* **DATA SHOWN**:
────────────────

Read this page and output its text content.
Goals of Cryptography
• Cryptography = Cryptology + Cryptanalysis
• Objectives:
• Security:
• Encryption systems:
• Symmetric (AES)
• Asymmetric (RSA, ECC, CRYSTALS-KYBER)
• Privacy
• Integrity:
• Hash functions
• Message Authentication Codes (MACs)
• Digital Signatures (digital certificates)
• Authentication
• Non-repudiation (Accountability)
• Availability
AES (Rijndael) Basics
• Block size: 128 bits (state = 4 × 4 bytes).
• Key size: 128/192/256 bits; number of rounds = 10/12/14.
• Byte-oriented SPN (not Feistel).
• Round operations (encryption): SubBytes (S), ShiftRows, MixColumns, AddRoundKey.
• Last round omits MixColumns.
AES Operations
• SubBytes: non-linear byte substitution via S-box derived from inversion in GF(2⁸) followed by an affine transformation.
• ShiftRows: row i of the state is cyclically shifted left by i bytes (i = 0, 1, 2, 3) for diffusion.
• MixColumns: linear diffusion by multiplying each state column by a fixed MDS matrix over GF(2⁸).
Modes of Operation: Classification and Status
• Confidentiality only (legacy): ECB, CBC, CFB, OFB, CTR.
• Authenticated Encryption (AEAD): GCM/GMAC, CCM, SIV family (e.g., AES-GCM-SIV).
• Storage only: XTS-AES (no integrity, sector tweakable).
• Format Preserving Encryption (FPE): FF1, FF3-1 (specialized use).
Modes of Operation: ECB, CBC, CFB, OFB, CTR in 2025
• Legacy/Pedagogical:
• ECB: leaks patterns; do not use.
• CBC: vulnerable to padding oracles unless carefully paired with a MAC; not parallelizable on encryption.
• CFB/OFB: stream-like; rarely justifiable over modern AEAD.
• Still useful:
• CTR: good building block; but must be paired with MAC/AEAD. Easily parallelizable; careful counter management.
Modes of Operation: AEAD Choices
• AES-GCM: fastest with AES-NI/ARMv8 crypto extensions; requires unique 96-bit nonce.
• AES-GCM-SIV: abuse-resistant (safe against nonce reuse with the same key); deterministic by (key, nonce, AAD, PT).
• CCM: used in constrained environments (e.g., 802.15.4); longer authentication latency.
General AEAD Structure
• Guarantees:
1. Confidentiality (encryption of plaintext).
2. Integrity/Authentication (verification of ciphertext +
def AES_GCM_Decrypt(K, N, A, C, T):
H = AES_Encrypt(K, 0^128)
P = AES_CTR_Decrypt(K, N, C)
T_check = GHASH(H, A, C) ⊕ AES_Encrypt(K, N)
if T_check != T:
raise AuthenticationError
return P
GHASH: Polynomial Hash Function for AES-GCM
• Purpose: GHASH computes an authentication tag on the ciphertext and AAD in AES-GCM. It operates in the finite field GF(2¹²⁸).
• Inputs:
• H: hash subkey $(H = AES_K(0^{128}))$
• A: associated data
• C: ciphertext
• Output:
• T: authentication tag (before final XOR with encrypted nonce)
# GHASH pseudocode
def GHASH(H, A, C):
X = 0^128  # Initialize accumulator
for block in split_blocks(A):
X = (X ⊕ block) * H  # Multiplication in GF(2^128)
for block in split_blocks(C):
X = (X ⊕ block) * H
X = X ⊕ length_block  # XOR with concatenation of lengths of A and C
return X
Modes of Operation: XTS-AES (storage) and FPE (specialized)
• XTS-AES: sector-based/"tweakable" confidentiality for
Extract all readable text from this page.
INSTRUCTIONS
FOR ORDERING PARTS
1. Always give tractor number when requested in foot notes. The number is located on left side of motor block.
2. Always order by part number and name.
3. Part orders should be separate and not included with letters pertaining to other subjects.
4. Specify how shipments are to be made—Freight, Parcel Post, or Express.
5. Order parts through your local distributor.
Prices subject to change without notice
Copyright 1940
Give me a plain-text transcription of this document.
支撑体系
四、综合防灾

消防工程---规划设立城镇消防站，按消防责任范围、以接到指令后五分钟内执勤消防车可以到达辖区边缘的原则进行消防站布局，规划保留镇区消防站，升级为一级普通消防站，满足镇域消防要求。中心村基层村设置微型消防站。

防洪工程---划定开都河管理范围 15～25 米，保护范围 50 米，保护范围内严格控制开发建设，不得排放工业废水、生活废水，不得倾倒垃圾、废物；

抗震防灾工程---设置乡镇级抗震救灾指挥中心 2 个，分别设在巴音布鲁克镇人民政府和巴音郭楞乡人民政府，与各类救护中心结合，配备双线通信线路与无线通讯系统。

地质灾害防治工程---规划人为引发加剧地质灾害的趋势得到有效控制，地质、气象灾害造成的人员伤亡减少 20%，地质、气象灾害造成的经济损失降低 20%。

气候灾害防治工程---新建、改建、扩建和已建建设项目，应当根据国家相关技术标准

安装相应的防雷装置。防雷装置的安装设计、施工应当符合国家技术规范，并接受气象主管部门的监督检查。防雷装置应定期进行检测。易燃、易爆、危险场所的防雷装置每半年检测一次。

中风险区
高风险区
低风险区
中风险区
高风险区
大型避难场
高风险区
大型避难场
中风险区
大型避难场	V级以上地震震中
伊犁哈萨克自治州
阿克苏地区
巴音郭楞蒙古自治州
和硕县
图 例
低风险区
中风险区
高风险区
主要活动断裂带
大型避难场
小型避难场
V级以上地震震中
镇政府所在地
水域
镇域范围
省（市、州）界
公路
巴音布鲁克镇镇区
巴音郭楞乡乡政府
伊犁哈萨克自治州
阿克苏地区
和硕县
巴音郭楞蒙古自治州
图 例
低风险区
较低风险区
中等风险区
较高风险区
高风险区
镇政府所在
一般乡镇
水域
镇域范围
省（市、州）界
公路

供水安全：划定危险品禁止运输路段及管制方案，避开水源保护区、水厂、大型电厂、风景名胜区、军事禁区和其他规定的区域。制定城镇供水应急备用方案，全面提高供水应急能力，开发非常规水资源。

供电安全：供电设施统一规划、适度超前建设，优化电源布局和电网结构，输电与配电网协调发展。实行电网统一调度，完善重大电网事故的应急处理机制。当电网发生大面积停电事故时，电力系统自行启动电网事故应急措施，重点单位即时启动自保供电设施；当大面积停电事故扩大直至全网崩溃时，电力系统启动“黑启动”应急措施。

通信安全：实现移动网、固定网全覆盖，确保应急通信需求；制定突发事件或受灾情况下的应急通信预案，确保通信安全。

────────────────

* **WRITTEN REQUEST**: Make a verbatim copy of every entry shown above.

* **TASK RESULT**:
Read this page and output its text content.
Goals of Cryptography
• Cryptography = Cryptology + Cryptanalysis
• Objectives:
• Security:
• Encryption systems:
• Symmetric (AES)
• Asymmetric (RSA, ECC, CRYSTALS-KYBER)
• Privacy
• Integrity:
• Hash functions
• Message Authentication Codes (MACs)
• Digital Signatures (digital certificates)
• Authentication
• Non-repudiation (Accountability)
• Availability
AES (Rijndael) Basics
• Block size: 128 bits (state = 4 × 4 bytes).
• Key size: 128/192/256 bits; number of rounds = 10/12/14.
• Byte-oriented SPN (not Feistel).
• Round operations (encryption): SubBytes (S), ShiftRows, MixColumns, AddRoundKey.
• Last round omits MixColumns.
AES Operations
• SubBytes: non-linear byte substitution via S-box derived from inversion in GF(2⁸) followed by an affine transformation.
• ShiftRows: row i of the state is cyclically shifted left by i bytes (i = 0, 1, 2, 3) for diffusion.
• MixColumns: linear diffusion by multiplying each state column by a fixed MDS matrix over GF(2⁸).
Modes of Operation: Classification and Status
• Confidentiality only (legacy): ECB, CBC, CFB, OFB, CTR.
• Authenticated Encryption (AEAD): GCM/GMAC, CCM, SIV family (e.g., AES-GCM-SIV).
• Storage only: XTS-AES (no integrity, sector tweakable).
• Format Preserving Encryption (FPE): FF1, FF3-1 (specialized use).
Modes of Operation: ECB, CBC, CFB, OFB, CTR in 2025
• Legacy/Pedagogical:
• ECB: leaks patterns; do not use.
• CBC: vulnerable to padding oracles unless carefully paired with a MAC; not parallelizable on encryption.
• CFB/OFB: stream-like; rarely justifiable over modern AEAD.
• Still useful:
• CTR: good building block; but must be paired with MAC/AEAD. Easily parallelizable; careful counter management.
Modes of Operation: AEAD Choices
• AES-GCM: fastest with AES-NI/ARMv8 crypto extensions; requires unique 96-bit nonce.
• AES-GCM-SIV: abuse-resistant (safe against nonce reuse with the same key); deterministic by (key, nonce, AAD, PT).
• CCM: used in constrained environments (e.g., 802.15.4); longer authentication latency.
General AEAD Structure
• Guarantees:
1. Confidentiality (encryption of plaintext).
2. Integrity/Authentication (verification of ciphertext +
def AES_GCM_Decrypt(K, N, A, C, T):
H = AES_Encrypt(K, 0^128)
P = AES_CTR_Decrypt(K, N, C)
T_check = GHASH(H, A, C) ⊕ AES_Encrypt(K, N)
if T_check != T:
raise AuthenticationError
return P
GHASH: Polynomial Hash Function for AES-GCM
• Purpose: GHASH computes an authentication tag on the ciphertext and AAD in AES-GCM. It operates in the finite field GF(2¹²⁸).
• Inputs:
• H: hash subkey $(H = AES_K(0^{128}))$
• A: associated data
• C: ciphertext
• Output:
• T: authentication tag (before final XOR with encrypted nonce)
# GHASH pseudocode
def GHASH(H, A, C):
X = 0^128  # Initialize accumulator
for block in split_blocks(A):
X = (X ⊕ block) * H  # Multiplication in GF(2^128)
for block in split_blocks(C):
X = (X ⊕ block) * H
X = X ⊕ length_block  # XOR with concatenation of lengths of A and C
return X
Modes of Operation: XTS-AES (storage) and FPE (specialized)
• XTS-AES: sector-based/"tweakable" confidentiality for
Extract all readable text from this page.
INSTRUCTIONS
FOR ORDERING PARTS
1. Always give tractor number when requested in foot notes. The number is located on left side of motor block.
2. Always order by part number and name.
3. Part orders should be separate and not included with letters pertaining to other subjects.
4. Specify how shipments are to be made—Freight, Parcel Post, or Express.
5. Order parts through your local distributor.
Prices subject to change without notice
Copyright 1940
Give me a plain-text transcription of this document.
支撑体系
四、综合防灾

消防工程---规划设立城镇消防站，按消防责任范围、以接到指令后五分钟内执勤消防车可以到达辖区边缘的原则进行消防站布局，规划保留镇区消防站，升级为一级普通消防站，满足镇域消防要求。中心村基层村设置微型消防站。

防洪工程---划定开都河管理范围 15～25 米，保护范围 50 米，保护范围内严格控制开发建设，不得排放工业废水、生活废水，不得倾倒垃圾、废物；

抗震防灾工程---设置乡镇级抗震救灾指挥中心 2 个，分别设在巴音布鲁克镇人民政府和巴音郭楞乡人民政府，与各类救护中心结合，配备双线通信线路与无线通讯系统。

地质灾害防治工程---规划人为引发加剧地质灾害的趋势得到有效控制，地质、气象灾害造成的人员伤亡减少 20%，地质、气象灾害造成的经济损失降低 20%。

气候灾害防治工程---新建、改建、扩建和已建建设项目，应当根据国家相关技术标准

安装相应的防雷装置。防雷装置的安装设计、施工应当符合国家技术规范，并接受气象主管部门的监督检查。防雷装置应定期进行检测。易燃、易爆、危险场所的防雷装置每半年检测一次。

中风险区
高风险区
低风险区
中风险区
高风险区
大型避难场
高风险区
大型避难场
中风险区
大型避难场	V级以上地震震中
伊犁哈萨克自治州
阿克苏地区
巴音郭楞蒙古自治州
和硕县
图 例
低风险区
中风险区
高风险区
主要活动断裂带
大型避难场
小型避难场
V级以上地震震中
镇政府所在地
水域
镇域范围
省（市、州）界
公路
巴音布鲁克镇镇区
巴音郭楞乡乡政府
伊犁哈萨克自治州
阿克苏地区
和硕县
巴音郭楞蒙古自治州
图 例
低风险区
较低风险区
中等风险区
较高风险区
高风险区
镇政府所在
一般乡镇
水域
镇域范围
省（市、州）界
公路

供水安全：划定危险品禁止运输路段及管制方案，避开水源保护区、水厂、大型电厂、风景名胜区、军事禁区和其他规定的区域。制定城镇供水应急备用方案，全面提高供水应急能力，开发非常规水资源。

供电安全：供电设施统一规划、适度超前建设，优化电源布局和电网结构，输电与配电网协调发展。实行电网统一调度，完善重大电网事故的应急处理机制。当电网发生大面积停电事故时，电力系统自行启动电网事故应急措施，重点单位即时启动自保供电设施；当大面积停电事故扩大直至全网崩溃时，电力系统启动“黑启动”应急措施。

通信安全：实现移动网、固定网全覆盖，确保应急通信需求；制定突发事件或受灾情况下的应急通信预案，确保通信安全。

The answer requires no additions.